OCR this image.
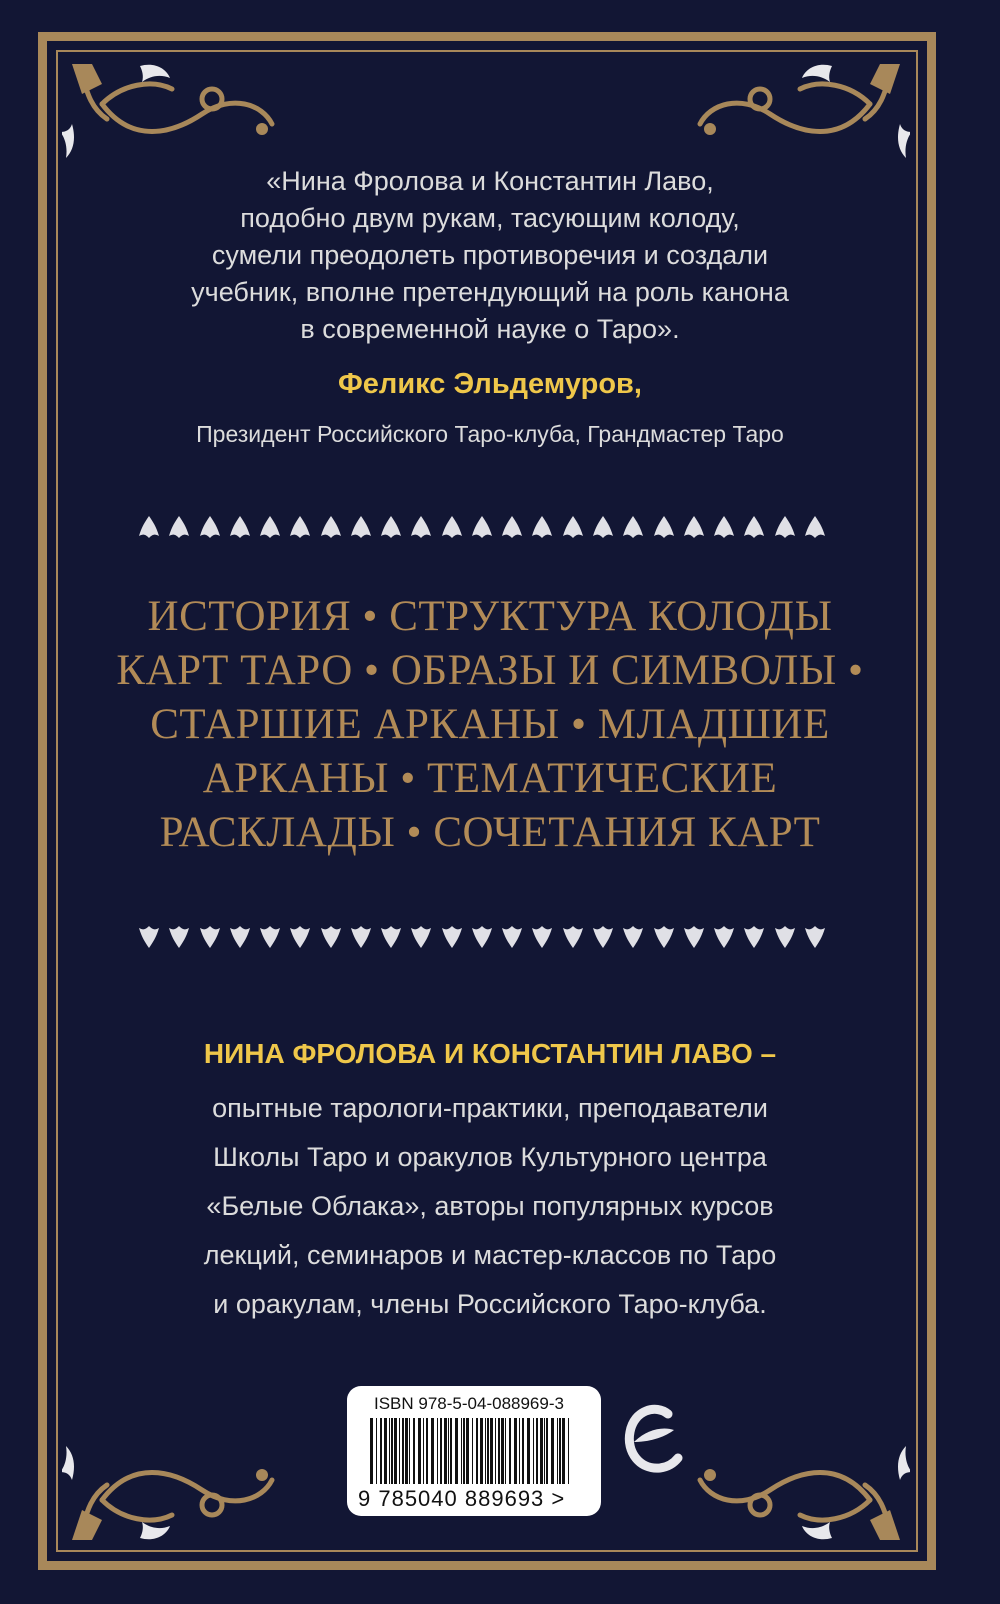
«Нина Фролова и Константин Лаво,
подобно двум рукам, тасующим колоду,
сумели преодолеть противоречия и создали
учебник, вполне претендующий на роль канона
в современной науке о Таро».
Феликс Эльдемуров,
Президент Российского Таро-клуба, Грандмастер Таро
ИСТОРИЯ • СТРУКТУРА КОЛОДЫ
КАРТ ТАРО • ОБРАЗЫ И СИМВОЛЫ •
СТАРШИЕ АРКАНЫ • МЛАДШИЕ
АРКАНЫ • ТЕМАТИЧЕСКИЕ
РАСКЛАДЫ • СОЧЕТАНИЯ КАРТ
НИНА ФРОЛОВА И КОНСТАНТИН ЛАВО –
опытные тарологи-практики, преподаватели
Школы Таро и оракулов Культурного центра
«Белые Облака», авторы популярных курсов
лекций, семинаров и мастер-классов по Таро
и оракулам, члены Российского Таро-клуба.
ISBN 978-5-04-088969-3
9 785040 889693 >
◇ ◇ ◇
_What you need to do_
Make an exact reproduction of the listing above, without any pictures.

_Written reply_
OCR this image.
«Нина Фролова и Константин Лаво,
подобно двум рукам, тасующим колоду,
сумели преодолеть противоречия и создали
учебник, вполне претендующий на роль канона
в современной науке о Таро».
Феликс Эльдемуров,
Президент Российского Таро-клуба, Грандмастер Таро
ИСТОРИЯ • СТРУКТУРА КОЛОДЫ
КАРТ ТАРО • ОБРАЗЫ И СИМВОЛЫ •
СТАРШИЕ АРКАНЫ • МЛАДШИЕ
АРКАНЫ • ТЕМАТИЧЕСКИЕ
РАСКЛАДЫ • СОЧЕТАНИЯ КАРТ
НИНА ФРОЛОВА И КОНСТАНТИН ЛАВО –
опытные тарологи-практики, преподаватели
Школы Таро и оракулов Культурного центра
«Белые Облака», авторы популярных курсов
лекций, семинаров и мастер-классов по Таро
и оракулам, члены Российского Таро-клуба.
ISBN 978-5-04-088969-3
9 785040 889693 >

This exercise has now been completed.